**TO BE DONE**
Lines holding the string "text" are the ones to copy from this listing.
Start MATERIAL TO PROCESS
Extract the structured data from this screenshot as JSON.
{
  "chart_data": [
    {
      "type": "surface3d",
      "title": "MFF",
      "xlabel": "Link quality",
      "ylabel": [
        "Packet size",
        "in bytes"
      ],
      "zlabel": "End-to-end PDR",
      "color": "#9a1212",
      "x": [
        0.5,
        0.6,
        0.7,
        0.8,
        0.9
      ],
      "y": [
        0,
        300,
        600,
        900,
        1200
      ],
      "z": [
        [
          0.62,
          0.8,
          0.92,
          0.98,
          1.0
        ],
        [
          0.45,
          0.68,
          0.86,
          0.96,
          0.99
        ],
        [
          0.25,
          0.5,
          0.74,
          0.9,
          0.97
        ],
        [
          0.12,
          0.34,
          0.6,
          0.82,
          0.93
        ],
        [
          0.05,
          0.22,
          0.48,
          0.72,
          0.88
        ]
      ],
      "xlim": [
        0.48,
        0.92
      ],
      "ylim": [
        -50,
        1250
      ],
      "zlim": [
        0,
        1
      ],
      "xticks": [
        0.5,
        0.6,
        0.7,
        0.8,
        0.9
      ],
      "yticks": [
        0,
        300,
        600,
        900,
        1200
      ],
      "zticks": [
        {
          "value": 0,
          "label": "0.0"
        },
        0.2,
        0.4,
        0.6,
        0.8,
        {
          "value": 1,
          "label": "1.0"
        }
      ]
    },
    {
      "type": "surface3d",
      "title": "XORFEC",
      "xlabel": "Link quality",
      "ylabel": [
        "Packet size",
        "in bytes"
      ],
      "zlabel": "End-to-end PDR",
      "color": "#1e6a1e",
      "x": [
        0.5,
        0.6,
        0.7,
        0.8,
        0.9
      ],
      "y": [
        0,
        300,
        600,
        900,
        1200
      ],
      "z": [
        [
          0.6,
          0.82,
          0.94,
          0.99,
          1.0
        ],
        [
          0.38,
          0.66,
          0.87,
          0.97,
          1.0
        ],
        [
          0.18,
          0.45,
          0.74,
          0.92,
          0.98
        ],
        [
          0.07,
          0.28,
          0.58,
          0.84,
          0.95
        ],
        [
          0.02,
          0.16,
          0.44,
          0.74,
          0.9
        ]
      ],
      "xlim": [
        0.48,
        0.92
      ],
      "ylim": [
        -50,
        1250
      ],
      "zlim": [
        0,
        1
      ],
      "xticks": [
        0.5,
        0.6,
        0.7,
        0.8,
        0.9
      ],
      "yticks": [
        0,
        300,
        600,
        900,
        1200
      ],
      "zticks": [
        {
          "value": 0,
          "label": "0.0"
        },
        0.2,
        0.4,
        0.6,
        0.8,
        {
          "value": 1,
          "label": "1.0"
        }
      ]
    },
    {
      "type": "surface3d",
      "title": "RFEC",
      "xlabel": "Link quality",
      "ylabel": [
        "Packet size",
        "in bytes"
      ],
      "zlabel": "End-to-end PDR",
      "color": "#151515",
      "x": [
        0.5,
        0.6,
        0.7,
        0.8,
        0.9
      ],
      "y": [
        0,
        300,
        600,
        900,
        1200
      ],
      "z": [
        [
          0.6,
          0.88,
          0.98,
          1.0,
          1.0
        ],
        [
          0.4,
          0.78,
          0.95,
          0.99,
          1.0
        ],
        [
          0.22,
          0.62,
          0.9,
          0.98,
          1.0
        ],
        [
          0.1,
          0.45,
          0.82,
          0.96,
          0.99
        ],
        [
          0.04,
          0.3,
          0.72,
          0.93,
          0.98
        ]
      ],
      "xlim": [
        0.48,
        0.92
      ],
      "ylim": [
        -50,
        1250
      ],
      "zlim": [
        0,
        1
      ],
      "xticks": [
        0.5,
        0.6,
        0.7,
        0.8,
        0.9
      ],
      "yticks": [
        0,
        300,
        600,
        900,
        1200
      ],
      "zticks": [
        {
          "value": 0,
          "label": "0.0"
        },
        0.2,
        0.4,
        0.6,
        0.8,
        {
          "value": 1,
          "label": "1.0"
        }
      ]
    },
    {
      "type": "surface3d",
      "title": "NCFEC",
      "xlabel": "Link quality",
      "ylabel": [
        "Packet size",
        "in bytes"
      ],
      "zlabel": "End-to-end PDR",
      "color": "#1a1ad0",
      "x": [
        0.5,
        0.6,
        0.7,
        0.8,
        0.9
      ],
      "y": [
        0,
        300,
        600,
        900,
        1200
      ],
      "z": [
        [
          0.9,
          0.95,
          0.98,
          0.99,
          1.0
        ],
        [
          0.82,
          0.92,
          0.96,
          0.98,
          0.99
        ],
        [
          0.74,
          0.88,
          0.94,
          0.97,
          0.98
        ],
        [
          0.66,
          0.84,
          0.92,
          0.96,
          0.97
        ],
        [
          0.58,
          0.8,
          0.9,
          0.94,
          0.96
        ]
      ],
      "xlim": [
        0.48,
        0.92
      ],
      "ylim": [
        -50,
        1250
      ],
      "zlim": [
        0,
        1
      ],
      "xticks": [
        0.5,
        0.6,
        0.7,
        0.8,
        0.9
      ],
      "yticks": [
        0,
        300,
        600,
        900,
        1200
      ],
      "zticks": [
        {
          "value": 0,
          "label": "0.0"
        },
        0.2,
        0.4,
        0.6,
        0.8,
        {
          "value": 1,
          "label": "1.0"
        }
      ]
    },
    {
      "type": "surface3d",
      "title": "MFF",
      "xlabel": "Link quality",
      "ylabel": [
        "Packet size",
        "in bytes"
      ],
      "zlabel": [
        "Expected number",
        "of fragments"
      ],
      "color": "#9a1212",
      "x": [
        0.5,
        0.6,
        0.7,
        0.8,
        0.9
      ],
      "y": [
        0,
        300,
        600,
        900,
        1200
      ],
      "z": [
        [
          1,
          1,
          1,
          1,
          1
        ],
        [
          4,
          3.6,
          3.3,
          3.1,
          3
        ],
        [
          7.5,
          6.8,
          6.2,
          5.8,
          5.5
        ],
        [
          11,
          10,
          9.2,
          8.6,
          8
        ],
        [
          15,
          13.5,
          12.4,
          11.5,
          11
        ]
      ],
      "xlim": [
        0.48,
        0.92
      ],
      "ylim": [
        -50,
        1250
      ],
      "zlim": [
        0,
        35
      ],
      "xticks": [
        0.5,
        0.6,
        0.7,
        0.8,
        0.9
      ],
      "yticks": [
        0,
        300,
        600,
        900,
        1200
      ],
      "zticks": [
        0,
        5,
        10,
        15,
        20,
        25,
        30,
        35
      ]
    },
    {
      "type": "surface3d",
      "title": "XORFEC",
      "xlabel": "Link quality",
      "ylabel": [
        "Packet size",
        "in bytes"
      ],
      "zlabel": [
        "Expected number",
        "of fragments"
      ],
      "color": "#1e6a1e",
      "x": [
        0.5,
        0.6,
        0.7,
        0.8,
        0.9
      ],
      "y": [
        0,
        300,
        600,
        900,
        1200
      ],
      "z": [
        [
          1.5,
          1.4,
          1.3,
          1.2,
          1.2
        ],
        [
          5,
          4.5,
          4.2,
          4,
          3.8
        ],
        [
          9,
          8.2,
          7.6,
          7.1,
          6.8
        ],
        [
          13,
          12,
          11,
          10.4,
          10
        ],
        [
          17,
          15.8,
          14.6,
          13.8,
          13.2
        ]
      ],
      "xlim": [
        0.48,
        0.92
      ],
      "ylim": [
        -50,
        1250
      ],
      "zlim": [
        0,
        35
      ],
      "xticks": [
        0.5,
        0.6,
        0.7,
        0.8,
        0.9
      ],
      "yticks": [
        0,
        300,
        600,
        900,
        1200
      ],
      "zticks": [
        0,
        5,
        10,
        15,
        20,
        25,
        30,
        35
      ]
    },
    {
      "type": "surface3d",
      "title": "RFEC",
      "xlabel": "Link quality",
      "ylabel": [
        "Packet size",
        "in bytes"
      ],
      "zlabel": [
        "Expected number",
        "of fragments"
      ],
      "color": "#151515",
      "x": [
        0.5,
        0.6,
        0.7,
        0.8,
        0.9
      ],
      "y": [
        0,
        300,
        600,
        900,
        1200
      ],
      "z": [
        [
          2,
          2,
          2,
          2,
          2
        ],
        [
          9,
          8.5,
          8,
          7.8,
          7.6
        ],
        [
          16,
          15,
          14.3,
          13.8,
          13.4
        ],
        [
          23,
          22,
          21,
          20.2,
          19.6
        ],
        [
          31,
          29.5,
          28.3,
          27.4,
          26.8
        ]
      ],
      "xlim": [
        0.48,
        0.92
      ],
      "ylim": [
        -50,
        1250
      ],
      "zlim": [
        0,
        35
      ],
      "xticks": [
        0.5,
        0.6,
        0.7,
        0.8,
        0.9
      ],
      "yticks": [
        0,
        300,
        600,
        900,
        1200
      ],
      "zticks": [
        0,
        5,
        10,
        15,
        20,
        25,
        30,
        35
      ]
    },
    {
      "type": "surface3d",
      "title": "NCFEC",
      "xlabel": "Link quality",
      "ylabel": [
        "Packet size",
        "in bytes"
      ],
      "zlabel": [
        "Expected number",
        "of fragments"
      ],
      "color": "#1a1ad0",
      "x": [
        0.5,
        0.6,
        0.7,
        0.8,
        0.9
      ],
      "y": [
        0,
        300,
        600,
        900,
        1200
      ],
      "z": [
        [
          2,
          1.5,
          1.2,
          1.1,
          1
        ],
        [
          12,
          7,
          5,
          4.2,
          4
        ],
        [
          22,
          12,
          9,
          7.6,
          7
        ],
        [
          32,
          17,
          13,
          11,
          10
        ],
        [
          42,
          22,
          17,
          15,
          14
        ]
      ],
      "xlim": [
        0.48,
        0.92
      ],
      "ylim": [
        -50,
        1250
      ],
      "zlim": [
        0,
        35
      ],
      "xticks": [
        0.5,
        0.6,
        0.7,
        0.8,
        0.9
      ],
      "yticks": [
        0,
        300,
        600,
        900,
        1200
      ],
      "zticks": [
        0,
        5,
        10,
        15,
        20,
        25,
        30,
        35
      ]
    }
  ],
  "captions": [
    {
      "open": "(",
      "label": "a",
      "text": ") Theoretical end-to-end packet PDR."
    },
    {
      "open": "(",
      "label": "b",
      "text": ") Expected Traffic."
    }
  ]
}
End MATERIAL TO PROCESS
**RESPONSE FOR THIS EXERCISE**
      "text": ") Theoretical end-to-end packet PDR."
      "text": ") Expected Traffic."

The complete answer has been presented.